REQUIREMENT :: Check every line of the entries below for the word "this", and copy the ones that have it.

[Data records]
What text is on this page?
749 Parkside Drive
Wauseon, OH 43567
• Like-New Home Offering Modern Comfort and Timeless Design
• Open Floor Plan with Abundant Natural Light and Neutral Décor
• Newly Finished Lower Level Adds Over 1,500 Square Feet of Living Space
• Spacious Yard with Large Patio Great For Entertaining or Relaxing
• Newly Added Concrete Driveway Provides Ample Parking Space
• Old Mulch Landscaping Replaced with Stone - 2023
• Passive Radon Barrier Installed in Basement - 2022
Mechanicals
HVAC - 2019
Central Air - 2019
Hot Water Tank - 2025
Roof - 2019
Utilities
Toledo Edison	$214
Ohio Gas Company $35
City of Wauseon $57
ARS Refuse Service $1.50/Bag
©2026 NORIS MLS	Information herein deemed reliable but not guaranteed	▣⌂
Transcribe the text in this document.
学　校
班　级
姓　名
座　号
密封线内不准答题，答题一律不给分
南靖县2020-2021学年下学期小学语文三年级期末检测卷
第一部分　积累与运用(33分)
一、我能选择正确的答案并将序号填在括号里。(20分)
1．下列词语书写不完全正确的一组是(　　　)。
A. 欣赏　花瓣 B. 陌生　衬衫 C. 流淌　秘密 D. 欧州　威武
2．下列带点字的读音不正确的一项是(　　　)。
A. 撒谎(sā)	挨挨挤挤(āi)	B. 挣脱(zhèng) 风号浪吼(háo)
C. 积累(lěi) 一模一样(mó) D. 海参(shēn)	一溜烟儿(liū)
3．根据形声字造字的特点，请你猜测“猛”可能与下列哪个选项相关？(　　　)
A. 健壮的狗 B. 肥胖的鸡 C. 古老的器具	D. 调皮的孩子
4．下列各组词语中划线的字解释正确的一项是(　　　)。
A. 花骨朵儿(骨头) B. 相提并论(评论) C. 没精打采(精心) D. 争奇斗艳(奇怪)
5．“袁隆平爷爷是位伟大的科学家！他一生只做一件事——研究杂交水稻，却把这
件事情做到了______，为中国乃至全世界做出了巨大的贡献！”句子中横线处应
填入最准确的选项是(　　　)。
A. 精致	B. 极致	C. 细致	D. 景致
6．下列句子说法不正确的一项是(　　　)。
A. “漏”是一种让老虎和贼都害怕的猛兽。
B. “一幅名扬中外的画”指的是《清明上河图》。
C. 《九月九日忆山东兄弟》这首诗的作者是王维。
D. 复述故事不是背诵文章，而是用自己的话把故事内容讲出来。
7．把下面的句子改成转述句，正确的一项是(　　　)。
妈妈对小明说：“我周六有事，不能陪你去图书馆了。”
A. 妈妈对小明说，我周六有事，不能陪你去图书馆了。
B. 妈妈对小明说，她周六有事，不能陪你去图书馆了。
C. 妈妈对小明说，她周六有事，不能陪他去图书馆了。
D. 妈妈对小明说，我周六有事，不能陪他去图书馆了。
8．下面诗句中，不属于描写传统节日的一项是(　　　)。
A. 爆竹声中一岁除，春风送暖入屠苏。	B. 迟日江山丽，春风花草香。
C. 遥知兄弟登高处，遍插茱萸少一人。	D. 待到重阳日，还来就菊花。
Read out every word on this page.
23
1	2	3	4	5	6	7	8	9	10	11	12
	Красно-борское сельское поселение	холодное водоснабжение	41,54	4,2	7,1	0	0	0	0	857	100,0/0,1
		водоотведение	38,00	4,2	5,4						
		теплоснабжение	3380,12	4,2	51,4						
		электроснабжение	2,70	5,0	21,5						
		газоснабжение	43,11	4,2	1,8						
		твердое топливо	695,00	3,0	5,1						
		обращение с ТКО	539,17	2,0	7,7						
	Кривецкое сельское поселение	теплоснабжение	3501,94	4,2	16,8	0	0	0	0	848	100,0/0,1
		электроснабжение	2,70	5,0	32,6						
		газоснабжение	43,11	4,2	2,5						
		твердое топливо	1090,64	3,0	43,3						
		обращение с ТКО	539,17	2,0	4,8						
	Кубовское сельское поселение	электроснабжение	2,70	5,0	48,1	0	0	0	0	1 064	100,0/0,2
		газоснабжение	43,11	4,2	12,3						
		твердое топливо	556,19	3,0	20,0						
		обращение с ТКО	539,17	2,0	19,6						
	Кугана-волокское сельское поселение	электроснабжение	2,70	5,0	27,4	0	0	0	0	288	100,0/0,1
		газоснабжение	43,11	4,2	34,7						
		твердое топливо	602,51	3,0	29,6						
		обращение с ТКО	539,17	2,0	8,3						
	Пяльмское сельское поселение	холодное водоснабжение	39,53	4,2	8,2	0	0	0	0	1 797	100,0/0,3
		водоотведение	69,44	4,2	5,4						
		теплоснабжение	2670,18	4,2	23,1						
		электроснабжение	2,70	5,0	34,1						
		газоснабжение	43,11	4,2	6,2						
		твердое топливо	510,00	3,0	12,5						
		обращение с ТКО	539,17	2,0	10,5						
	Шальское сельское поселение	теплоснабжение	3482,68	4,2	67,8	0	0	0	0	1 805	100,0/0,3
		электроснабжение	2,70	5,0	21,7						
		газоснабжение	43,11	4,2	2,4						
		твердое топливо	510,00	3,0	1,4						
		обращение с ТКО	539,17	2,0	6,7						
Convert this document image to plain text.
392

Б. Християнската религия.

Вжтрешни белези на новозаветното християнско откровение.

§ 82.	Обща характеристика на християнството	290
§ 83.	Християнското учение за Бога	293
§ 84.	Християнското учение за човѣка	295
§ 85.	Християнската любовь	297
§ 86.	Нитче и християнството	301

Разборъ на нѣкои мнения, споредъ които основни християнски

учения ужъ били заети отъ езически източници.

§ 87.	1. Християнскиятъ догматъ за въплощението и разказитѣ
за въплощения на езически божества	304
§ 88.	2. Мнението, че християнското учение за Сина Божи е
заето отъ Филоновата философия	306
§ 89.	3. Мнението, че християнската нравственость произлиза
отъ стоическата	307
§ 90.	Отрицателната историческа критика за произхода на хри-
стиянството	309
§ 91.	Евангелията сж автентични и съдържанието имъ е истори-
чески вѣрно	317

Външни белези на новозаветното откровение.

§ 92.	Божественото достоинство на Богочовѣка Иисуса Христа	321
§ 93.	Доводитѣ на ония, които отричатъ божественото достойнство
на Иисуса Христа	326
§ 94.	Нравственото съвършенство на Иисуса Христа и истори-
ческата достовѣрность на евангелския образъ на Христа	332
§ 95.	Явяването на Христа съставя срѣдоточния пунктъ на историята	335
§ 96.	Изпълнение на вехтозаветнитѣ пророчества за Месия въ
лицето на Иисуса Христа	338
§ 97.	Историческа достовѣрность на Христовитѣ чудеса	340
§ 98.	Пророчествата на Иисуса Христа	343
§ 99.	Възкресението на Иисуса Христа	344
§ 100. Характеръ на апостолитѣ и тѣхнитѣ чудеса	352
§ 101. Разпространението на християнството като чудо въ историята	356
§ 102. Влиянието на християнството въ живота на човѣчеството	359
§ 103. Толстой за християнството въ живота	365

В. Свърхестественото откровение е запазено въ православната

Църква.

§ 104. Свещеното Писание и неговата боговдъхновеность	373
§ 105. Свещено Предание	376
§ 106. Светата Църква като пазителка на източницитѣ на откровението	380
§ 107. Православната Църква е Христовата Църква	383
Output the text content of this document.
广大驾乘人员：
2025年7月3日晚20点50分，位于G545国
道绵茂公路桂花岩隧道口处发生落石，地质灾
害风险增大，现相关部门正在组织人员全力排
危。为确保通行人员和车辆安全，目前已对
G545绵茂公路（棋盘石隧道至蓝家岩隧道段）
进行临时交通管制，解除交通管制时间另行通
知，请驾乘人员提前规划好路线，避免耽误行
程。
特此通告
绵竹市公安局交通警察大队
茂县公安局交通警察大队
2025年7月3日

RESPONSE TO THE EXERCISE ::
What text is on this page?
Transcribe the text in this document.
Read out every word on this page.
Convert this document image to plain text.
Output the text content of this document.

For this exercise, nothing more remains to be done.